*Parts of the exercise:*
a – Answer these from the text on replacement windows:
(i) Which part of a window holds the glass and opens and closes?
(ii) What is the common term for a window whose glass is attached directly to the main frame?
(iii) How does an awning window open?
b – Retype the stretch of the text on replacement windows from "Understanding replacement windows" through "will not open.".

*Text section:*
* * *

Understanding replacement windows
Unless you've worked with or have bought replacement windows before, you may not understand the parts and different types of windows there are. This is just a quick overview of the basics.
Most windows are made up of a main frame, which is what is anchored to the house and holds the sash frames. Sash frames are the part of the window which holds the glass and that opens and closes. In some cases the glass is directly attached to the main frame and there is no sash frame. The common term for these windows is a direct glazed picture window and they will not open.
What are the types of windows?
The three most common styles of windows are the double hung, casement, and picture (or fixed) window, On the double hung the sashes move up and down and are suspended by a balance system so that they are easy to lift and will stay open and not fall down. Variations of this are the single hung window, which the top sash is fixed where only the bottom sash moves, and the glider (or slider) where the sashes are side by side and slide left and right. On the casement style, the sash cranks out to open sideways. A variation of this would be the awning window which cranks out or pushes out from the bottom. The picture window has a single glass unit that does not open. Many manufacturers make different types of picture windows to fit the style of the windows it's being placed with, that is, a double hung picture window is made with a sash that matches a double hung sash line so the glass lines match up. A casement picture window is usually a casement window without the crank and the sash is fixed to the mainframe, again for the appearance to be the same as a casement. Plus as mentioned before the fix glazed picture is used when the appearance doesn't matter, you want to maximize the visible glass size, or it is required by a manufacturer on larger windows.

* * *

*Data section:*
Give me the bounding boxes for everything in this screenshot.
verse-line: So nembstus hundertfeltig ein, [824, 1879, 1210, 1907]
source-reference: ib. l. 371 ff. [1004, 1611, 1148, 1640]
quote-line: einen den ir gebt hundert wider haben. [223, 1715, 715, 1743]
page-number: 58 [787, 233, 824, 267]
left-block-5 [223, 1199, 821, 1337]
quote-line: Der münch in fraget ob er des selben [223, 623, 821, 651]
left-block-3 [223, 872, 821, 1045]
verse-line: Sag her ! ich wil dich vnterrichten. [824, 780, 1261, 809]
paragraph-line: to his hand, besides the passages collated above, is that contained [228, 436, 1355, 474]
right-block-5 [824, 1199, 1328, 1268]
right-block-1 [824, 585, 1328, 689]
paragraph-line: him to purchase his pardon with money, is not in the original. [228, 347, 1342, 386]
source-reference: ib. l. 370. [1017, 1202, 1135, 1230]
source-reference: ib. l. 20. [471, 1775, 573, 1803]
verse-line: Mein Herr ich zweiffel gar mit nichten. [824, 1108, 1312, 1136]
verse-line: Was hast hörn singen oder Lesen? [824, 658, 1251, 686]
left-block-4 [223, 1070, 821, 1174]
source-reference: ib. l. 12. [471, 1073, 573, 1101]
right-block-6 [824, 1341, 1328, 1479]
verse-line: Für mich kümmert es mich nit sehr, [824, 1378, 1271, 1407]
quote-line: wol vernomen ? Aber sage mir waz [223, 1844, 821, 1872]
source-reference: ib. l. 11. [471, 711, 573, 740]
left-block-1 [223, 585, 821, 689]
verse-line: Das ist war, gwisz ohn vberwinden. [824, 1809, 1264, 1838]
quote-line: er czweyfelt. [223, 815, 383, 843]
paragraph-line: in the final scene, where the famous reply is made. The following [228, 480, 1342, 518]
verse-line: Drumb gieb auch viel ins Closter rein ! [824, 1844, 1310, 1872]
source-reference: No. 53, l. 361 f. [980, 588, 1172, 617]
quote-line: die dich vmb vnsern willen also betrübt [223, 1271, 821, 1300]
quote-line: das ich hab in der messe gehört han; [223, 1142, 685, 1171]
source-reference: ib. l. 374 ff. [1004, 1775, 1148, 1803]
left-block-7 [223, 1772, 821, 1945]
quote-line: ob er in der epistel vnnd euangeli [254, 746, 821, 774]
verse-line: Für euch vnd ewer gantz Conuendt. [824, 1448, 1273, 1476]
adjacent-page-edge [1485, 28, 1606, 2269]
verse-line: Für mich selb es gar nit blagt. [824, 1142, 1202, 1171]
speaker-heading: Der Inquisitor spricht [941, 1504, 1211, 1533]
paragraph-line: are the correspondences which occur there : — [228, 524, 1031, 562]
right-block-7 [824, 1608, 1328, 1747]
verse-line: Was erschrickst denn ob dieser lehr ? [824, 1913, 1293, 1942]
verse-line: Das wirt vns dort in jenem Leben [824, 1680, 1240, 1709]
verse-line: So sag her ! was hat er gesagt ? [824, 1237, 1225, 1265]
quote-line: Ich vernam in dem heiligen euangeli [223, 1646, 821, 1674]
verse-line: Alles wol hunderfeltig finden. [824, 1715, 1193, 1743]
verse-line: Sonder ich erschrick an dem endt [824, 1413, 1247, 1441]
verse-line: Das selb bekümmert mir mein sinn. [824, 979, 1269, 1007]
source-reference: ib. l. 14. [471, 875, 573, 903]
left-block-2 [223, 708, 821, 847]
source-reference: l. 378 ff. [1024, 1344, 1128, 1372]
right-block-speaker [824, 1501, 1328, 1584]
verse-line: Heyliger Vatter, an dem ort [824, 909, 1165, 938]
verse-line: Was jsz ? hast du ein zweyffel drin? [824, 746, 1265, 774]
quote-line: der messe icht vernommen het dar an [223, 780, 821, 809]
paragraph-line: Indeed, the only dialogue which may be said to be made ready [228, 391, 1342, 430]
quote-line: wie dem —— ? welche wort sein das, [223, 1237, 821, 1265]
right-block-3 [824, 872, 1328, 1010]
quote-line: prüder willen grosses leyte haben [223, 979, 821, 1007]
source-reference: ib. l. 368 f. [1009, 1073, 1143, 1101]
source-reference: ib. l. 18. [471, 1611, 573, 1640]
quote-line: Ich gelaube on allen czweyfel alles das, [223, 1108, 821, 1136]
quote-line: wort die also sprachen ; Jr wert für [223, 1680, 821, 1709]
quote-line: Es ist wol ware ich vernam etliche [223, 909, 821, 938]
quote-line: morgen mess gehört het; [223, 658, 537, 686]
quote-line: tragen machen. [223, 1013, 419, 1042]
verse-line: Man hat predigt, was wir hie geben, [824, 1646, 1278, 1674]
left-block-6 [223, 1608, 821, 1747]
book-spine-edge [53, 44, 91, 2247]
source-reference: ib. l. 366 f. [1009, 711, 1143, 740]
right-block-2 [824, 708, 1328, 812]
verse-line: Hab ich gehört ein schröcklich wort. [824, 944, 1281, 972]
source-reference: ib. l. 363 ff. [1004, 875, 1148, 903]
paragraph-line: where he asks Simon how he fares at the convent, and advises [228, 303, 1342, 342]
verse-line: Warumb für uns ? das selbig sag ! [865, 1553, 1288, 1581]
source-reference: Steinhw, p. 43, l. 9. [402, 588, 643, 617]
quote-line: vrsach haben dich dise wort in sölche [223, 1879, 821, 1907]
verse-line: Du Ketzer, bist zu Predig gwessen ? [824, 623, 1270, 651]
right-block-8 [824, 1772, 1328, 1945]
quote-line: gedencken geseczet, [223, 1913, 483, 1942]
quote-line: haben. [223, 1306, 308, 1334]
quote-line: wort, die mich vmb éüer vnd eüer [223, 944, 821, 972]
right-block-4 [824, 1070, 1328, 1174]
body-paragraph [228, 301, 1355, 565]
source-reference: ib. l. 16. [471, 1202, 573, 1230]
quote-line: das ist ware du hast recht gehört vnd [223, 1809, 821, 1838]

* * *

*Task-by-task outputs:*
a –
(i) The sash frame.
(ii) A direct glazed picture window.
(iii) It cranks out or pushes out from the bottom.

b –
Understanding replacement windows
Unless you've worked with or have bought replacement windows before, you may not understand the parts and different types of windows there are. This is just a quick overview of the basics.
Most windows are made up of a main frame, which is what is anchored to the house and holds the sash frames. Sash frames are the part of the window which holds the glass and that opens and closes. In some cases the glass is directly attached to the main frame and there is no sash frame. The common term for these windows is a direct glazed picture window and they will not open.